Report back each line of the records that contains the string "name".

§ Items

-----

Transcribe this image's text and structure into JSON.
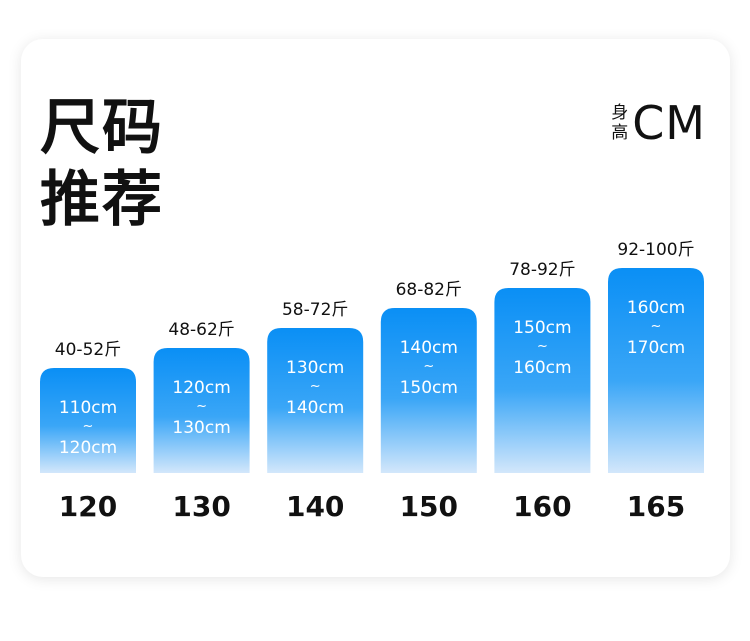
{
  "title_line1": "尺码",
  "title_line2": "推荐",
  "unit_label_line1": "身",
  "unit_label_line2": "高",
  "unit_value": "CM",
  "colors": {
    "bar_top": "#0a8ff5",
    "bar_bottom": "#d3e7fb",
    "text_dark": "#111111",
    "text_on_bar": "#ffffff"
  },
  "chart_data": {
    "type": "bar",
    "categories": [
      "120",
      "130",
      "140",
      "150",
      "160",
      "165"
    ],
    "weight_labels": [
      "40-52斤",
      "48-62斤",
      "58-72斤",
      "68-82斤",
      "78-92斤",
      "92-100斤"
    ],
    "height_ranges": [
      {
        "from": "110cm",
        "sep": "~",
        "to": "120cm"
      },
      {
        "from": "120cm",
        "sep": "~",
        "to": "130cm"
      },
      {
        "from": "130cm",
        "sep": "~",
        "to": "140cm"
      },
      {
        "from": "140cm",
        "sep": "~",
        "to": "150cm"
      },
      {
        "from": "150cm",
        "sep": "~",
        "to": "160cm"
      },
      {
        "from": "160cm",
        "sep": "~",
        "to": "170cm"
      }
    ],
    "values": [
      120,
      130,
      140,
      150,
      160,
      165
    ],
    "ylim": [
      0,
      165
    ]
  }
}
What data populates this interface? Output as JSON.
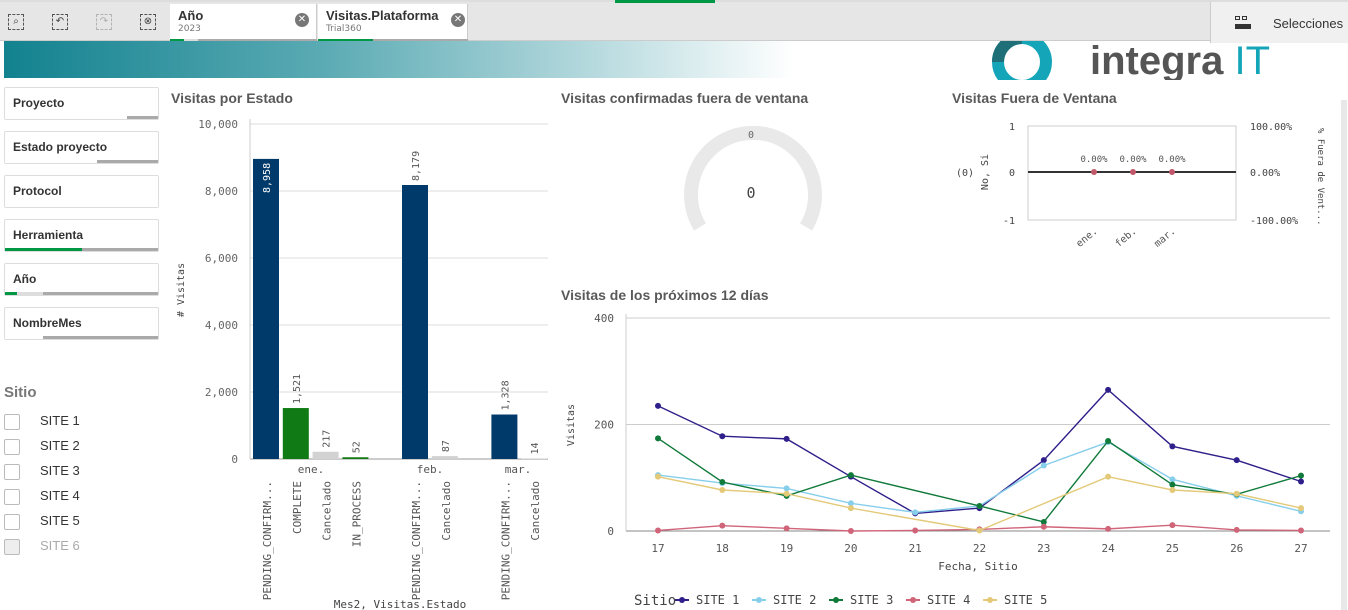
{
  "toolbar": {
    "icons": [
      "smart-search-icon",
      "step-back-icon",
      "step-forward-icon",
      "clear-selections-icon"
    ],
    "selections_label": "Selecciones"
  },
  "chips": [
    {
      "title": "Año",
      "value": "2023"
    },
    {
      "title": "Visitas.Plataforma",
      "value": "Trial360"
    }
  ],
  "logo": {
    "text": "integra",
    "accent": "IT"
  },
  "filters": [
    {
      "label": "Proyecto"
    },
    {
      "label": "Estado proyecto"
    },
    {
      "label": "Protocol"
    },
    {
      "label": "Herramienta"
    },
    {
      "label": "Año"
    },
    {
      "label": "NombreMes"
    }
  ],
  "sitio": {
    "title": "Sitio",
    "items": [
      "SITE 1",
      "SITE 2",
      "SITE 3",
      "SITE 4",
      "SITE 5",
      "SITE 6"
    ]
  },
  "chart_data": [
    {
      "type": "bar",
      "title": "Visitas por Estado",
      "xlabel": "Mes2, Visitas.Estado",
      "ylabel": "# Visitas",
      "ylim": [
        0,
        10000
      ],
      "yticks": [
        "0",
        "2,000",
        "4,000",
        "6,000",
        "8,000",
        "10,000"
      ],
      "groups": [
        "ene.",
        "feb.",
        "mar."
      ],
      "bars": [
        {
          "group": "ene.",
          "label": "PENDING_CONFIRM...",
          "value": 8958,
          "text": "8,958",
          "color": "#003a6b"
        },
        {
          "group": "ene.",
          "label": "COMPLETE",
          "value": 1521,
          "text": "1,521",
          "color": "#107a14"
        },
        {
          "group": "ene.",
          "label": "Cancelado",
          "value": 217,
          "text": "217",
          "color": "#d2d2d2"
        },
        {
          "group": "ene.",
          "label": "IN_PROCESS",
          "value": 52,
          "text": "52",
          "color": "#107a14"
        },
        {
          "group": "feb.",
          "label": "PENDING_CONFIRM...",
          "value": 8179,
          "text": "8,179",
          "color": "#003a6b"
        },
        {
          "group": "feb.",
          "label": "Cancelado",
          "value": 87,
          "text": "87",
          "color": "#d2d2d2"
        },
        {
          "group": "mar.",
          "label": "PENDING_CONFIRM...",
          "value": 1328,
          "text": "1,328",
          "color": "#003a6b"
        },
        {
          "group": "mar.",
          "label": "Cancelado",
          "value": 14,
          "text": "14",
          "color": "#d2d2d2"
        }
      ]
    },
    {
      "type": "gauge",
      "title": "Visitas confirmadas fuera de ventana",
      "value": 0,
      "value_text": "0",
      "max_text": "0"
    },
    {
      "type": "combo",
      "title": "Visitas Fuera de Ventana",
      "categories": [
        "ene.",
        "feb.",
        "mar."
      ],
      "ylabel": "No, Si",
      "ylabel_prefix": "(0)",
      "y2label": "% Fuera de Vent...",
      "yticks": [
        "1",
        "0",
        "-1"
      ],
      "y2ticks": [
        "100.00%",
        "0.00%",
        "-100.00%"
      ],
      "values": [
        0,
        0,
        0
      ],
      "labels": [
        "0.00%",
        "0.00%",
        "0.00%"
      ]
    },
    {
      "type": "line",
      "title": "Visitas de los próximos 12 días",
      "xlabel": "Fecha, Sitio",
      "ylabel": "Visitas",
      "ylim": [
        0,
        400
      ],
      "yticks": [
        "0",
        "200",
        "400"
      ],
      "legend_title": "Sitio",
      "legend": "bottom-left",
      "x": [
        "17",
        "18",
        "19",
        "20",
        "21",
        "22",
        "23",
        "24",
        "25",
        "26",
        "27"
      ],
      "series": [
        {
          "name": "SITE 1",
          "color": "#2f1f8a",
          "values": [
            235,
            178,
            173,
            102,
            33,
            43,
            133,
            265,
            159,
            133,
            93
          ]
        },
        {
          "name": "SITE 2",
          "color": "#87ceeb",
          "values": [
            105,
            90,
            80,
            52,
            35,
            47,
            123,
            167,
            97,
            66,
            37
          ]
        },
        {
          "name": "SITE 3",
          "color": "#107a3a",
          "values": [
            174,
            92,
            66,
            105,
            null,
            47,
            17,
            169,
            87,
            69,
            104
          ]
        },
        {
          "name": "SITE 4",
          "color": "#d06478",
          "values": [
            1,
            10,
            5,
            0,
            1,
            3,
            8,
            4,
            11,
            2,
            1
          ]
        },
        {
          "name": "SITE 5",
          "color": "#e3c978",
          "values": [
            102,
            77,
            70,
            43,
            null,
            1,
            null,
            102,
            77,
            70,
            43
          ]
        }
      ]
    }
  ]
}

-----

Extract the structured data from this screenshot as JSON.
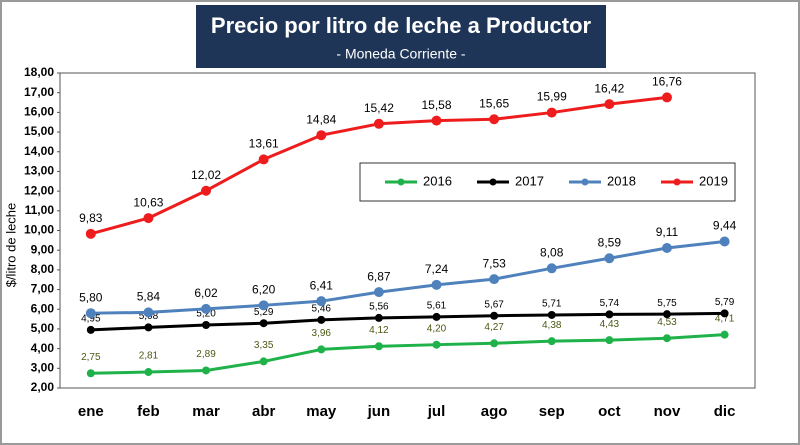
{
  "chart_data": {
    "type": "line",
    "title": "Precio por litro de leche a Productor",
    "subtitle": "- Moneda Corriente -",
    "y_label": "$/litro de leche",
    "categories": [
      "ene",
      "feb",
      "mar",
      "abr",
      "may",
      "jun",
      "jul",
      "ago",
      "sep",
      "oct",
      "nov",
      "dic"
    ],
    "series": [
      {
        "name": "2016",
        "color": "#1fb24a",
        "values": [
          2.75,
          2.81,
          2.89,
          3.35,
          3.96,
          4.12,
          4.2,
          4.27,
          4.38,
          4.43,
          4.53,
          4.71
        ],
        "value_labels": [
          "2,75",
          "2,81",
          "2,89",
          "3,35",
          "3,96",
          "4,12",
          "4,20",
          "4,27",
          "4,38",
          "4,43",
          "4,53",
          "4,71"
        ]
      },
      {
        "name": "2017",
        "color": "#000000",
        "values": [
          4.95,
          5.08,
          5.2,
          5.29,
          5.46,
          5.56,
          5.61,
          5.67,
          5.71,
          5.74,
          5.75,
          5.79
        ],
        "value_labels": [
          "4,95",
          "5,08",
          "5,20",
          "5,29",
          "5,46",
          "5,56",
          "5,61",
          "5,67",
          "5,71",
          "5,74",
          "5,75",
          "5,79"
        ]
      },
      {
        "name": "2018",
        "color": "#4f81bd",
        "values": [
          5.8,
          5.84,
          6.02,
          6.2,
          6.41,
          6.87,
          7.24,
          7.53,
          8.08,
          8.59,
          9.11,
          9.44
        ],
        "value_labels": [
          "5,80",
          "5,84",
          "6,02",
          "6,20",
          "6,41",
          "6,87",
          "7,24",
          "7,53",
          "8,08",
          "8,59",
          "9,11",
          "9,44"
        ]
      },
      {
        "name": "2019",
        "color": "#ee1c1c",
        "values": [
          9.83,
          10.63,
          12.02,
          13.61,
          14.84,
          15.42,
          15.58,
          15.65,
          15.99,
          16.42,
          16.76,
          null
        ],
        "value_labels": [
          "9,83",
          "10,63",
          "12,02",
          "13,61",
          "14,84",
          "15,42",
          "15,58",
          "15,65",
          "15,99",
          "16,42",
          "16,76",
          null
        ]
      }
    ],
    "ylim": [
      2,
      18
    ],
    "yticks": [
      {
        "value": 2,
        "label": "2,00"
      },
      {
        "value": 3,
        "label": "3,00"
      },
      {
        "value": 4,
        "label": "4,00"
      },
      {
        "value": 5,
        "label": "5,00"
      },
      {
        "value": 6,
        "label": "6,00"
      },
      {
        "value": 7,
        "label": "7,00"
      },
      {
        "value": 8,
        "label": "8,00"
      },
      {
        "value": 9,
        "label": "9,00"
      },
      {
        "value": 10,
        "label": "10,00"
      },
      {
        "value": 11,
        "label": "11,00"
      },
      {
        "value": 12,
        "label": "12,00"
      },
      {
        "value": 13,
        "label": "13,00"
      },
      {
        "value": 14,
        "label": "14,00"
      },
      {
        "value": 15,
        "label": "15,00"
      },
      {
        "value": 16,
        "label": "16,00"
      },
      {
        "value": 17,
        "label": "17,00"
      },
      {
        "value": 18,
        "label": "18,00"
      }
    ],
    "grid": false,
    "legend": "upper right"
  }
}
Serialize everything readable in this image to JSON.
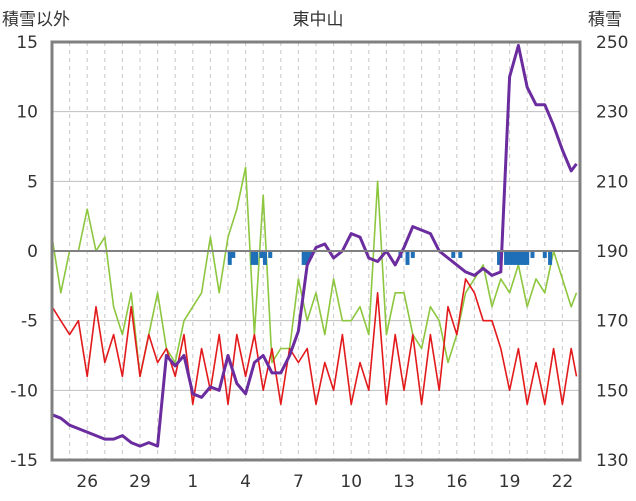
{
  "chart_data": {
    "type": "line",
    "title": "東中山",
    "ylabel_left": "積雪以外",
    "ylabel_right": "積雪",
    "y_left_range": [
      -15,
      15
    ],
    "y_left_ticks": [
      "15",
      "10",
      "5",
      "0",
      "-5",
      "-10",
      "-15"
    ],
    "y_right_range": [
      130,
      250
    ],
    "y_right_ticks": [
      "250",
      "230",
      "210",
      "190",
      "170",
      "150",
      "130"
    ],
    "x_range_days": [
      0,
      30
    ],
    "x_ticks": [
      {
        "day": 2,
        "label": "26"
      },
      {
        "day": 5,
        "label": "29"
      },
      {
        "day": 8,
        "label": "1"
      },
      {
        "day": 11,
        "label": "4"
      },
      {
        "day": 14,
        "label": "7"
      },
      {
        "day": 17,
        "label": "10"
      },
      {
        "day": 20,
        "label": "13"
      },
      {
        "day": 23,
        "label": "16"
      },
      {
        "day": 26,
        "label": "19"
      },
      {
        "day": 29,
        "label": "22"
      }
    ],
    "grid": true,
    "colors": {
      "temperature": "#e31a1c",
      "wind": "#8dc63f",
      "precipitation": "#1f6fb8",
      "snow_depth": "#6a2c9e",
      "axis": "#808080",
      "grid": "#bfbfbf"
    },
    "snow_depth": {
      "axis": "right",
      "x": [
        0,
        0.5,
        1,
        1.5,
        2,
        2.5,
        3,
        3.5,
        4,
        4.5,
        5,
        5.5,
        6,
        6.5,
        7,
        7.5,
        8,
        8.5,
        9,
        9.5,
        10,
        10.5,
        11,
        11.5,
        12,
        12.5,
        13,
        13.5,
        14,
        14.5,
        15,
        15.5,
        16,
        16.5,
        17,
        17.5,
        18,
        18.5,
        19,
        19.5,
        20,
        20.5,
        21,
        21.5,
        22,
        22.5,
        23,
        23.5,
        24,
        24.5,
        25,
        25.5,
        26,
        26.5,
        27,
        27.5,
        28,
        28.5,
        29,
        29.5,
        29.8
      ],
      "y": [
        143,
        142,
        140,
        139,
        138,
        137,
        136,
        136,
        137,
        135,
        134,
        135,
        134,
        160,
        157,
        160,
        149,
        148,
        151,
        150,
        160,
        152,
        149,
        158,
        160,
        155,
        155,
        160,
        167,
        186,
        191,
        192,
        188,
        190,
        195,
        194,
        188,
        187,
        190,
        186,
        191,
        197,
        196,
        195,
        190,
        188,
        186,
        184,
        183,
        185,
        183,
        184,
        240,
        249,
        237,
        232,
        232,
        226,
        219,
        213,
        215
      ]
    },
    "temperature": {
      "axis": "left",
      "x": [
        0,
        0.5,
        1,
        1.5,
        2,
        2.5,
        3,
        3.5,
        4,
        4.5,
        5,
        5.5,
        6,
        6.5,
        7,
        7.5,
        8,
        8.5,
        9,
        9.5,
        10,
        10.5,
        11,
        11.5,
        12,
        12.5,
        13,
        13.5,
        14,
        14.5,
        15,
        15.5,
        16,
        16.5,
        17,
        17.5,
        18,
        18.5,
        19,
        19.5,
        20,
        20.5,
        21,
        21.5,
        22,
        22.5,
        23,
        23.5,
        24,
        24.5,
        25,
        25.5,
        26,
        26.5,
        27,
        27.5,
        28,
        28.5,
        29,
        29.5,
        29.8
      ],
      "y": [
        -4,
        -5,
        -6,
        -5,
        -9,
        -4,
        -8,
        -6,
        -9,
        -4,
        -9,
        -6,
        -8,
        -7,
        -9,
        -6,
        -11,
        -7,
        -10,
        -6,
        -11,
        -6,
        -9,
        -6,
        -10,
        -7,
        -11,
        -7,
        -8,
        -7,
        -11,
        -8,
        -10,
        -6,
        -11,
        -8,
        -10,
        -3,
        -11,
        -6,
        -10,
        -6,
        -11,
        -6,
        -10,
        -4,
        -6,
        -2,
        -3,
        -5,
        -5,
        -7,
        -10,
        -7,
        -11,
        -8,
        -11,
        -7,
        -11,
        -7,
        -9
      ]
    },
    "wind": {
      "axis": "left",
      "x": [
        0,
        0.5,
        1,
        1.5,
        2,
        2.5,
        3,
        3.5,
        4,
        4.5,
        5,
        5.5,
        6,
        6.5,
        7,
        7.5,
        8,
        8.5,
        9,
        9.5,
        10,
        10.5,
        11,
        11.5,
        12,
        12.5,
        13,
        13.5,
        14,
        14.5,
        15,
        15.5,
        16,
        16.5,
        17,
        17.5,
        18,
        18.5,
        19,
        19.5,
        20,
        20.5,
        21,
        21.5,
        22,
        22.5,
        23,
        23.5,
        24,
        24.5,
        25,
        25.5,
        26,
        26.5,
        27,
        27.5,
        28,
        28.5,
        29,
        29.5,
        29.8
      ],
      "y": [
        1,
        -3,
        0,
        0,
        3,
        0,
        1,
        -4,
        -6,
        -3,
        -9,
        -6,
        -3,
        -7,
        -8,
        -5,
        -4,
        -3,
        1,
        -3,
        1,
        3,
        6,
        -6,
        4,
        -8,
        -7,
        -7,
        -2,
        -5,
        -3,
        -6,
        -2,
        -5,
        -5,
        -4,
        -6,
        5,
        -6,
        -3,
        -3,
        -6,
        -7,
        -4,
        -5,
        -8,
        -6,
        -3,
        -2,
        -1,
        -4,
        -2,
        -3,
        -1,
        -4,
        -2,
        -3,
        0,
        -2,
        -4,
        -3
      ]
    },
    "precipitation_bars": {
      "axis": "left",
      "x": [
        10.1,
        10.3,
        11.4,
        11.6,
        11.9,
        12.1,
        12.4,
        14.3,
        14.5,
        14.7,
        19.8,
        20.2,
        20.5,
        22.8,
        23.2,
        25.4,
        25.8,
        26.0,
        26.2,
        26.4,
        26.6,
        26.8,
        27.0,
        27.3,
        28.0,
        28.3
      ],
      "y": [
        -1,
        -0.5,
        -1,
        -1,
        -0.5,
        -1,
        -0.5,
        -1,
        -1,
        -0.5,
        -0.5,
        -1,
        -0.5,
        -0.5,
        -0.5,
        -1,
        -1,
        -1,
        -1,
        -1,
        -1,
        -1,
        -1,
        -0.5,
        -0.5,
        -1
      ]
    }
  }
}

-----

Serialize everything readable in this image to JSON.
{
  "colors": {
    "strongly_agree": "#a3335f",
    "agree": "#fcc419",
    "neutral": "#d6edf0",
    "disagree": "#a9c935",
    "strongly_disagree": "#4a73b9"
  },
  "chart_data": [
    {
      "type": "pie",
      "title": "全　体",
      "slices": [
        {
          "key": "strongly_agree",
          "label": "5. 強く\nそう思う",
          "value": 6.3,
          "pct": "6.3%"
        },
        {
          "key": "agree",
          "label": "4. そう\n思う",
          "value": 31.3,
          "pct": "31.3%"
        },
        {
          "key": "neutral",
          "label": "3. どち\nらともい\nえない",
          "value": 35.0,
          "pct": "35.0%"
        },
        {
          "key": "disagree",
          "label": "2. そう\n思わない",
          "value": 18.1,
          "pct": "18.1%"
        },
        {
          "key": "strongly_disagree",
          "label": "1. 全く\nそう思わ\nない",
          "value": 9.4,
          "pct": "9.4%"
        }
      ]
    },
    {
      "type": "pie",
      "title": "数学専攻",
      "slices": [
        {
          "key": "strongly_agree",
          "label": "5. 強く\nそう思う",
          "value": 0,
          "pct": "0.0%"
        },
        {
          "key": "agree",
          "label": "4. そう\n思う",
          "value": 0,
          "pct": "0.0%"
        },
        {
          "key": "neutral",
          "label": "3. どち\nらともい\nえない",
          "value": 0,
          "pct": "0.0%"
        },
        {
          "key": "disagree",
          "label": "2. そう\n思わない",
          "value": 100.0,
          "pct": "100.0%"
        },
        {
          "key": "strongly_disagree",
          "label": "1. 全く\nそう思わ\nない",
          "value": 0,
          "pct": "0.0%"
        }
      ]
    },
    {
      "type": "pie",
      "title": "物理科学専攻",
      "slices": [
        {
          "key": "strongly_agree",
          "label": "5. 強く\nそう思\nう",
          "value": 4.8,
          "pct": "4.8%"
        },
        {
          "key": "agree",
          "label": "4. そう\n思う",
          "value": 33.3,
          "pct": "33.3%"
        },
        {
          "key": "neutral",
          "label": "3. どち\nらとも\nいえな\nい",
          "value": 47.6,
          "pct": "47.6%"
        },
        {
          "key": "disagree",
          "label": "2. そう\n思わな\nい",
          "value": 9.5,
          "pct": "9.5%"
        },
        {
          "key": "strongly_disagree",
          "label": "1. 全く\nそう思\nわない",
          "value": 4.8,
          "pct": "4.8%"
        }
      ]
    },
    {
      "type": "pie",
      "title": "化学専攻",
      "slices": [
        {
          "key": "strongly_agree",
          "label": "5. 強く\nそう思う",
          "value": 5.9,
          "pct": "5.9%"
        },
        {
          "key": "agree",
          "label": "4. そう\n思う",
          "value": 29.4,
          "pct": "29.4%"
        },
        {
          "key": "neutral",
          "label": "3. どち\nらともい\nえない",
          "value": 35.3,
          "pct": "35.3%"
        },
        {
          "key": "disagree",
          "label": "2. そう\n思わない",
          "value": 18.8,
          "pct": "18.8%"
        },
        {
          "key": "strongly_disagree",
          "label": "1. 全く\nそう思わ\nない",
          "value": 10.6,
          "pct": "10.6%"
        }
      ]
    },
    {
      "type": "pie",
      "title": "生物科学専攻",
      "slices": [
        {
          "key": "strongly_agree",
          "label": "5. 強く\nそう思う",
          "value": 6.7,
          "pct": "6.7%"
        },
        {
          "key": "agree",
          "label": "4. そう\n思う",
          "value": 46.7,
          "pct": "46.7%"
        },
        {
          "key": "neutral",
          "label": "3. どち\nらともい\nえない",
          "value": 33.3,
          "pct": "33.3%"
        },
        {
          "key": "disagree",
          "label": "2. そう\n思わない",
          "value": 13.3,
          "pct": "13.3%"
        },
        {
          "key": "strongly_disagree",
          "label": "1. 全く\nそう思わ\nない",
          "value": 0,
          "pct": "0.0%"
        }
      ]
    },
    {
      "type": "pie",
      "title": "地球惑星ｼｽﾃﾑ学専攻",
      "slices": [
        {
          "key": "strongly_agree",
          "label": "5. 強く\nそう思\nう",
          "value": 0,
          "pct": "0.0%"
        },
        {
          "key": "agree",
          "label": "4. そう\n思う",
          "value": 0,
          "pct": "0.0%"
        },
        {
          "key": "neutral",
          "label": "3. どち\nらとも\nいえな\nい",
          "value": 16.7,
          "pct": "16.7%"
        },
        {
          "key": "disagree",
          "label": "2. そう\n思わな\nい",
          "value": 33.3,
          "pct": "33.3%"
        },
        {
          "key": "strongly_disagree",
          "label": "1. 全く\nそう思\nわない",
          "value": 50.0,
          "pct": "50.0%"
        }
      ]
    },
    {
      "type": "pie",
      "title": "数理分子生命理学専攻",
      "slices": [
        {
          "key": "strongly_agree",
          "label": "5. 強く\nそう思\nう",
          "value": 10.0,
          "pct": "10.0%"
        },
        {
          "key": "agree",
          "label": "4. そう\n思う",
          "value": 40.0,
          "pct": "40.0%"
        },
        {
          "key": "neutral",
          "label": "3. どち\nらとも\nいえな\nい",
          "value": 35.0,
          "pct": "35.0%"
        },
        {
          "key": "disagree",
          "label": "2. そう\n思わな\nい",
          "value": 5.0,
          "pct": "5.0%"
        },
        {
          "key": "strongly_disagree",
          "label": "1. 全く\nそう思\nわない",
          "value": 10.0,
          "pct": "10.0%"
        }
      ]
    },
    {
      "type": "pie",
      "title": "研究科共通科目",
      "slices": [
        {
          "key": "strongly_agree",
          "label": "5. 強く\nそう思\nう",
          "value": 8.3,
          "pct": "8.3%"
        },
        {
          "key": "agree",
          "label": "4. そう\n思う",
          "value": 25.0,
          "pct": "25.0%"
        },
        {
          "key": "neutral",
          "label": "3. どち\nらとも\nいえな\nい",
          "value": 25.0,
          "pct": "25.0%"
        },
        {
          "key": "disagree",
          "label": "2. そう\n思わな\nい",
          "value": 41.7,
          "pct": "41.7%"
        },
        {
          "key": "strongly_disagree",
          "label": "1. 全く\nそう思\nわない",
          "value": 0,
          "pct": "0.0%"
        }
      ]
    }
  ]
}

-----

§ The solution
          "name": "SITE 1",
          "name": "SITE 2",
          "name": "SITE 3",
          "name": "SITE 4",
          "name": "SITE 5",
        "name": "2016",
        "name": "2017",
        "name": "2018",
        "name": "2019",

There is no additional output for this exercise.